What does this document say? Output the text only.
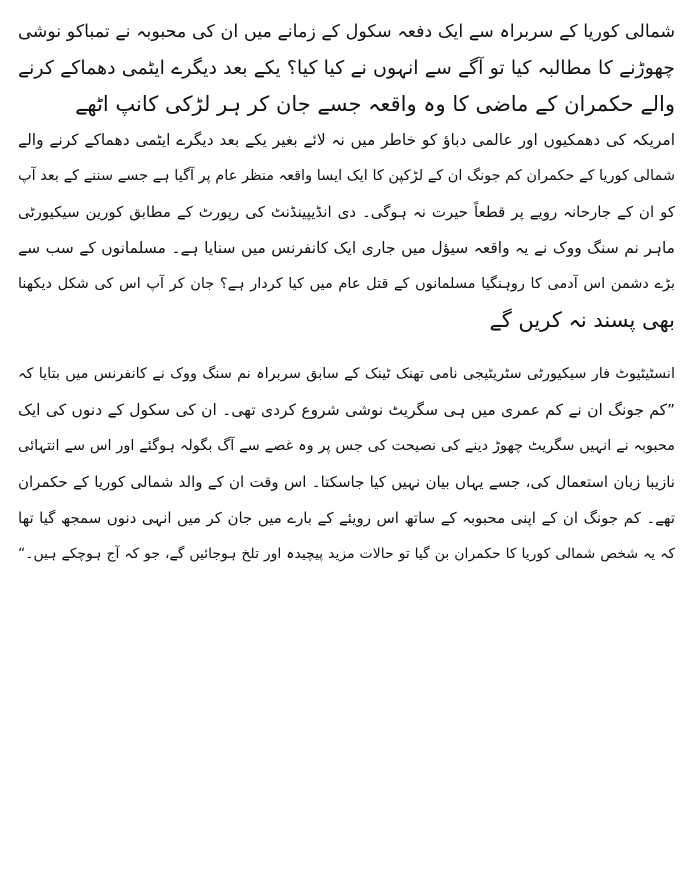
شمالی کوریا کے سربراہ سے ایک دفعہ سکول کے زمانے میں ان کی محبوبہ نے تمباکو نوشی

چھوڑنے کا مطالبہ کیا تو آگے سے انہوں نے کیا کیا؟ یکے بعد دیگرے ایٹمی دھماکے کرنے

والے حکمران کے ماضی کا وہ واقعہ جسے جان کر ہر لڑکی کانپ اٹھے

امریکہ کی دھمکیوں اور عالمی دباؤ کو خاطر میں نہ لائے بغیر یکے بعد دیگرے ایٹمی دھماکے کرنے والے

شمالی کوریا کے حکمران کم جونگ ان کے لڑکپن کا ایک ایسا واقعہ منظر عام پر آگیا ہے جسے سننے کے بعد آپ

کو ان کے جارحانہ رویے پر قطعاً حیرت نہ ہوگی۔ دی انڈیپینڈنٹ کی رپورٹ کے مطابق کورین سیکیورٹی

ماہر نم سنگ ووک نے یہ واقعہ سیؤل میں جاری ایک کانفرنس میں سنایا ہے۔ مسلمانوں کے سب سے

بڑے دشمن اس آدمی کا روہنگیا مسلمانوں کے قتل عام میں کیا کردار ہے؟ جان کر آپ اس کی شکل دیکھنا

بھی پسند نہ کریں گے

انسٹیٹیوٹ فار سیکیورٹی سٹریٹیجی نامی تھنک ٹینک کے سابق سربراہ نم سنگ ووک نے کانفرنس میں بتایا کہ

”کم جونگ ان نے کم عمری میں ہی سگریٹ نوشی شروع کردی تھی۔ ان کی سکول کے دنوں کی ایک

محبوبہ نے انہیں سگریٹ چھوڑ دینے کی نصیحت کی جس پر وہ غصے سے آگ بگولہ ہوگئے اور اس سے انتہائی

نازیبا زبان استعمال کی، جسے یہاں بیان نہیں کیا جاسکتا۔ اس وقت ان کے والد شمالی کوریا کے حکمران

تھے۔ کم جونگ ان کے اپنی محبوبہ کے ساتھ اس رویئے کے بارے میں جان کر میں انہی دنوں سمجھ گیا تھا

کہ یہ شخص شمالی کوریا کا حکمران بن گیا تو حالات مزید پیچیدہ اور تلخ ہوجائیں گے، جو کہ آج ہوچکے ہیں۔“
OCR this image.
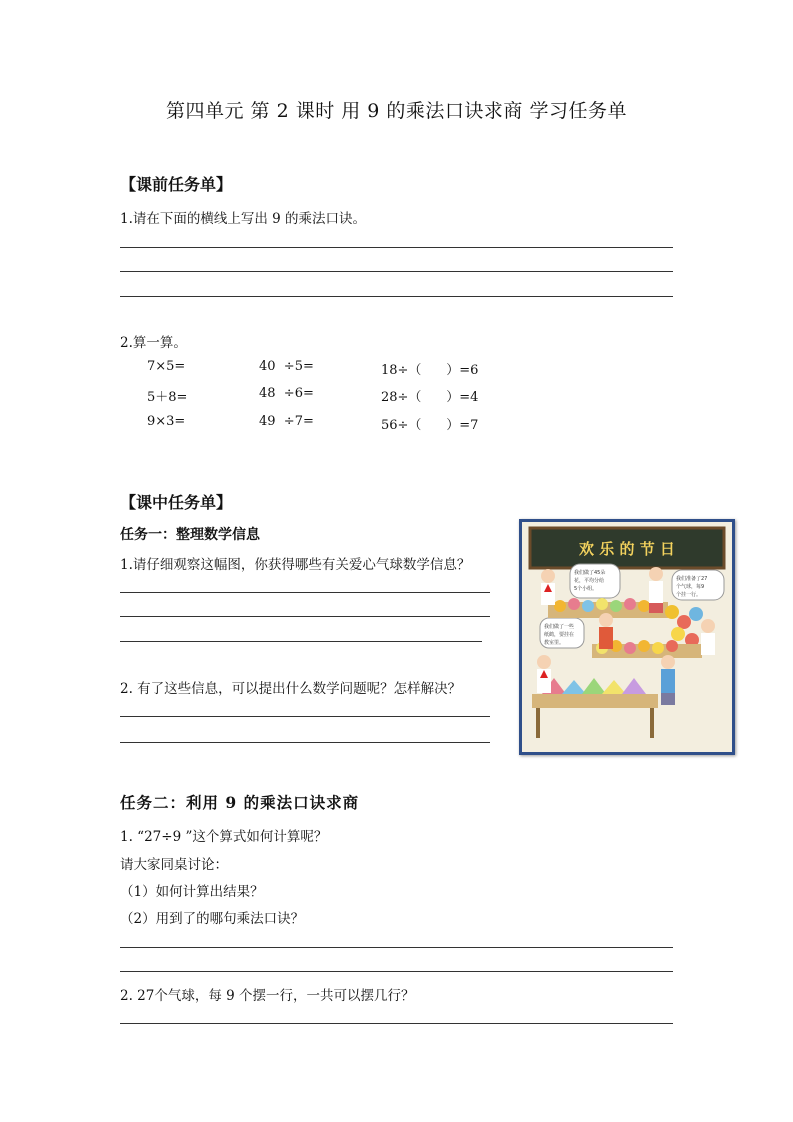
第四单元 第 2 课时 用 9 的乘法口诀求商 学习任务单
【课前任务单】
1.请在下面的横线上写出 9 的乘法口诀。
2.算一算。
7×5=	40  ÷5=	18÷（      ）=6
5＋8=	48  ÷6=	28÷（      ）=4
9×3=	49  ÷7=	56÷（      ）=7
【课中任务单】
任务一：整理数学信息
1.请仔细观察这幅图，你获得哪些有关爱心气球数学信息？
2. 有了这些信息，可以提出什么数学问题呢？怎样解决？
欢 乐 的 节 日
我们做了45朵
花，平均分给
5个小组。
我们准备了27
个气球，每9
个挂一行。
我们做了一些
纸鹤，要挂在
教室里。
任务二：利用 9 的乘法口诀求商
1. “27÷9 ”这个算式如何计算呢？
请大家同桌讨论：
（1）如何计算出结果？
（2）用到了的哪句乘法口诀？
2. 27个气球，每 9 个摆一行，一共可以摆几行？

== == ==

DIRECTIVE: Output each line exactly; omit every picture.

EXERCISE RESPONSE:
What does this document say? Output the text only.
شمالی کوریا کے سربراہ سے ایک دفعہ سکول کے زمانے میں ان کی محبوبہ نے تمباکو نوشی

چھوڑنے کا مطالبہ کیا تو آگے سے انہوں نے کیا کیا؟ یکے بعد دیگرے ایٹمی دھماکے کرنے

والے حکمران کے ماضی کا وہ واقعہ جسے جان کر ہر لڑکی کانپ اٹھے

امریکہ کی دھمکیوں اور عالمی دباؤ کو خاطر میں نہ لائے بغیر یکے بعد دیگرے ایٹمی دھماکے کرنے والے

شمالی کوریا کے حکمران کم جونگ ان کے لڑکپن کا ایک ایسا واقعہ منظر عام پر آگیا ہے جسے سننے کے بعد آپ

کو ان کے جارحانہ رویے پر قطعاً حیرت نہ ہوگی۔ دی انڈیپینڈنٹ کی رپورٹ کے مطابق کورین سیکیورٹی

ماہر نم سنگ ووک نے یہ واقعہ سیؤل میں جاری ایک کانفرنس میں سنایا ہے۔ مسلمانوں کے سب سے

بڑے دشمن اس آدمی کا روہنگیا مسلمانوں کے قتل عام میں کیا کردار ہے؟ جان کر آپ اس کی شکل دیکھنا

بھی پسند نہ کریں گے

انسٹیٹیوٹ فار سیکیورٹی سٹریٹیجی نامی تھنک ٹینک کے سابق سربراہ نم سنگ ووک نے کانفرنس میں بتایا کہ

”کم جونگ ان نے کم عمری میں ہی سگریٹ نوشی شروع کردی تھی۔ ان کی سکول کے دنوں کی ایک

محبوبہ نے انہیں سگریٹ چھوڑ دینے کی نصیحت کی جس پر وہ غصے سے آگ بگولہ ہوگئے اور اس سے انتہائی

نازیبا زبان استعمال کی، جسے یہاں بیان نہیں کیا جاسکتا۔ اس وقت ان کے والد شمالی کوریا کے حکمران

تھے۔ کم جونگ ان کے اپنی محبوبہ کے ساتھ اس رویئے کے بارے میں جان کر میں انہی دنوں سمجھ گیا تھا

کہ یہ شخص شمالی کوریا کا حکمران بن گیا تو حالات مزید پیچیدہ اور تلخ ہوجائیں گے، جو کہ آج ہوچکے ہیں۔“
OCR this image.
第四单元 第 2 课时 用 9 的乘法口诀求商 学习任务单
【课前任务单】
1.请在下面的横线上写出 9 的乘法口诀。
2.算一算。
7×5=	40  ÷5=	18÷（      ）=6
5＋8=	48  ÷6=	28÷（      ）=4
9×3=	49  ÷7=	56÷（      ）=7
【课中任务单】
任务一：整理数学信息
1.请仔细观察这幅图，你获得哪些有关爱心气球数学信息？
2. 有了这些信息，可以提出什么数学问题呢？怎样解决？
欢 乐 的 节 日
我们做了45朵
花，平均分给
5个小组。
我们准备了27
个气球，每9
个挂一行。
我们做了一些
纸鹤，要挂在
教室里。
任务二：利用 9 的乘法口诀求商
1. “27÷9 ”这个算式如何计算呢？
请大家同桌讨论：
（1）如何计算出结果？
（2）用到了的哪句乘法口诀？
2. 27个气球，每 9 个摆一行，一共可以摆几行？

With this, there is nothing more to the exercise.